++++ PROVIDED DATA ++++

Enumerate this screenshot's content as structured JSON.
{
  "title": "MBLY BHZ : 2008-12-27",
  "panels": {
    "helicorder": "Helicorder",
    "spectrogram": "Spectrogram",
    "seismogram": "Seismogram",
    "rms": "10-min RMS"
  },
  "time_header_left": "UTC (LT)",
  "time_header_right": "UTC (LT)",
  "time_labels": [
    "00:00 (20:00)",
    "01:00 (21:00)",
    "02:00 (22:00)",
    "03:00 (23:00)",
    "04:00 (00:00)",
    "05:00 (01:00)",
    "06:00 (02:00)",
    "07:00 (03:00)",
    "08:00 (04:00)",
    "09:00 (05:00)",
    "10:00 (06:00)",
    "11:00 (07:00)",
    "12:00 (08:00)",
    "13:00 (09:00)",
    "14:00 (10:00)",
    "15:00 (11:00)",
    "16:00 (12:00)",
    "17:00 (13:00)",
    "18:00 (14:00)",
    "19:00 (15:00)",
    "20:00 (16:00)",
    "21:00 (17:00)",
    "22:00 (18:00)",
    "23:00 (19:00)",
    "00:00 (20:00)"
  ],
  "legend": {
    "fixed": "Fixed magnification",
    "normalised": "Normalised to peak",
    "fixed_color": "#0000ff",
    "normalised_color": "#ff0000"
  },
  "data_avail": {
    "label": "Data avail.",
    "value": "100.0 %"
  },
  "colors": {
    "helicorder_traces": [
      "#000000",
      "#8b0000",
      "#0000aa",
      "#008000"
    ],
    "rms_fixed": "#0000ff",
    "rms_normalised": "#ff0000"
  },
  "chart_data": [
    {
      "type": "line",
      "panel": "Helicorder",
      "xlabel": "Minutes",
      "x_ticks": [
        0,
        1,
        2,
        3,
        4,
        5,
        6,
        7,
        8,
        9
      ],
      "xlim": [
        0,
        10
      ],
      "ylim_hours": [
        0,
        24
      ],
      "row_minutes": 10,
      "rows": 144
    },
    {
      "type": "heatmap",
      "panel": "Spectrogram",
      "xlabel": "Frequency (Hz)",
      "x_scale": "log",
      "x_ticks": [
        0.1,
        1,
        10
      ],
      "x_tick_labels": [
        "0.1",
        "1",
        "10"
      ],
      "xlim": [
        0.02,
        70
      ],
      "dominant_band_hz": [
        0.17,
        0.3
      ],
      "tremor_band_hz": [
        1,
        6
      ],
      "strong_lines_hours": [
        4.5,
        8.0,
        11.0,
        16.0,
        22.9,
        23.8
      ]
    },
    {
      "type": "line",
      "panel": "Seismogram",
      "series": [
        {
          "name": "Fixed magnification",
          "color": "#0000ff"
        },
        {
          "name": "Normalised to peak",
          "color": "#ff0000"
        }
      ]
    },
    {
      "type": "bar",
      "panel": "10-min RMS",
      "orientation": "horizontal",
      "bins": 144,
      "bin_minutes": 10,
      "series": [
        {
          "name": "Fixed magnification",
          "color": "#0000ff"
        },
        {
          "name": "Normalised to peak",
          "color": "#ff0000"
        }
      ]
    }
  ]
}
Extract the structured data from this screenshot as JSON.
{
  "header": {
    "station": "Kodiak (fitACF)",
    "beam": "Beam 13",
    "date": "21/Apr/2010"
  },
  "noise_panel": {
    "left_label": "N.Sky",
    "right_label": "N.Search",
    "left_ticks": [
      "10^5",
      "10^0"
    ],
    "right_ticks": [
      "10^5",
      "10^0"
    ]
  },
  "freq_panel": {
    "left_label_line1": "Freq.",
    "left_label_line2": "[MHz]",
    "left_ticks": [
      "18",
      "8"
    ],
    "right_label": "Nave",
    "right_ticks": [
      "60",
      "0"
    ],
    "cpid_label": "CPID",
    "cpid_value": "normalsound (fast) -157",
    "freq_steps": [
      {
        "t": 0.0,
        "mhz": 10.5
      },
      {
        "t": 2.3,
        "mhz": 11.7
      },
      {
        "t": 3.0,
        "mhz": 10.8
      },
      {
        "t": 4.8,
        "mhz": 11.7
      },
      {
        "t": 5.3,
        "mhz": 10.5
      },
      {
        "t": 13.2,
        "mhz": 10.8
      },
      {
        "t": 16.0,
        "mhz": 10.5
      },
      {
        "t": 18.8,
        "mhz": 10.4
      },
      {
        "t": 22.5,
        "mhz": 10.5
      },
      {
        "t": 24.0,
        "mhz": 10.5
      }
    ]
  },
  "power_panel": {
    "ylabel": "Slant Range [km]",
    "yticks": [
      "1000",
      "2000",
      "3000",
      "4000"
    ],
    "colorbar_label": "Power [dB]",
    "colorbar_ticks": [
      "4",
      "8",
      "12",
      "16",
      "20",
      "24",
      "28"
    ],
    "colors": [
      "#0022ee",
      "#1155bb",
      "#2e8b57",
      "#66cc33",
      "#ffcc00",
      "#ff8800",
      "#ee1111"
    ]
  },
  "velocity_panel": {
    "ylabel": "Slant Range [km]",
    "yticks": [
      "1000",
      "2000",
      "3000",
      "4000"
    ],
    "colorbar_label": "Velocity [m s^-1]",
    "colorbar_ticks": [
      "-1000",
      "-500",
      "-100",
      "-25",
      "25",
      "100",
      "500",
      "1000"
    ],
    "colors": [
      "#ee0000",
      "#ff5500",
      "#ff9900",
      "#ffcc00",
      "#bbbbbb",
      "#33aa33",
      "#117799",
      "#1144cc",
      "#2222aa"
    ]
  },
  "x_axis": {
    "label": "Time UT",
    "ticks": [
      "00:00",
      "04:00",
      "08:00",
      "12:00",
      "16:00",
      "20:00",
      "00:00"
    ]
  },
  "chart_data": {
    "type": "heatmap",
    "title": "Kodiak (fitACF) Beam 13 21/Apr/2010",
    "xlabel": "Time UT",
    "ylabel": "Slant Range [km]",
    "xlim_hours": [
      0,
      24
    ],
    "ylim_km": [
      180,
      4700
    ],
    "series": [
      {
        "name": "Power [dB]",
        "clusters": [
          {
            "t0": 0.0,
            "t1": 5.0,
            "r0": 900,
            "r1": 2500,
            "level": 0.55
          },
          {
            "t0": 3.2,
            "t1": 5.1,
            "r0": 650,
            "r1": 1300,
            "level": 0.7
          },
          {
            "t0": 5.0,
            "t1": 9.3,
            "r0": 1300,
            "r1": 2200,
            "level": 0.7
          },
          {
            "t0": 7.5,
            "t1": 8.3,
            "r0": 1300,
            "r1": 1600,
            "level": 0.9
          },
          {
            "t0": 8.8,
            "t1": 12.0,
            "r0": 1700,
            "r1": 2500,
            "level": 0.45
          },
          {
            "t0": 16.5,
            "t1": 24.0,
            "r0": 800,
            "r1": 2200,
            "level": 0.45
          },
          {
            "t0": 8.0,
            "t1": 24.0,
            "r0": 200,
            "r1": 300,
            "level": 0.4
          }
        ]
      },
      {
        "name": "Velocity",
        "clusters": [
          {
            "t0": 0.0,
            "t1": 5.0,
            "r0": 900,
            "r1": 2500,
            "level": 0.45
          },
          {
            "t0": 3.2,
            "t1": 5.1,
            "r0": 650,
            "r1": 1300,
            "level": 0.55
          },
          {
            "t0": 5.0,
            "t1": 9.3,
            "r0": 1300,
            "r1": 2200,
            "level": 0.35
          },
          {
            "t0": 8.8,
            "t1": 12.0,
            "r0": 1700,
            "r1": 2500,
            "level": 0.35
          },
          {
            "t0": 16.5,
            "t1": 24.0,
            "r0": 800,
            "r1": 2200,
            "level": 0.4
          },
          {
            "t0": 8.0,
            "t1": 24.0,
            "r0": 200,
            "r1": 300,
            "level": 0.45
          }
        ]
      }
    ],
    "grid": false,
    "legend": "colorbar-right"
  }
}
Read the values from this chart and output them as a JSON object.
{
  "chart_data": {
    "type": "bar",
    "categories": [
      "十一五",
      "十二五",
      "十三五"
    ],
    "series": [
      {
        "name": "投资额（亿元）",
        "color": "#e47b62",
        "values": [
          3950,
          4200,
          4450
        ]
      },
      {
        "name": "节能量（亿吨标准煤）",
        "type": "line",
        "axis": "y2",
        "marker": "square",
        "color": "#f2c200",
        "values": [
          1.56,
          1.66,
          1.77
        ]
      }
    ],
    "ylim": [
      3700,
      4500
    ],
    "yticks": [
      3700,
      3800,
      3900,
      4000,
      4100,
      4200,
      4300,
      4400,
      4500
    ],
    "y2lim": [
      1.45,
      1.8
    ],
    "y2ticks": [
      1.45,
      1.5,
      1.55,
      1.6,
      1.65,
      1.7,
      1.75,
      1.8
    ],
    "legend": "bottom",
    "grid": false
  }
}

++++

→ GOAL: Find how many lines hold the string "name", and state that number alone.

→ RESULT OF THIS TASK: 8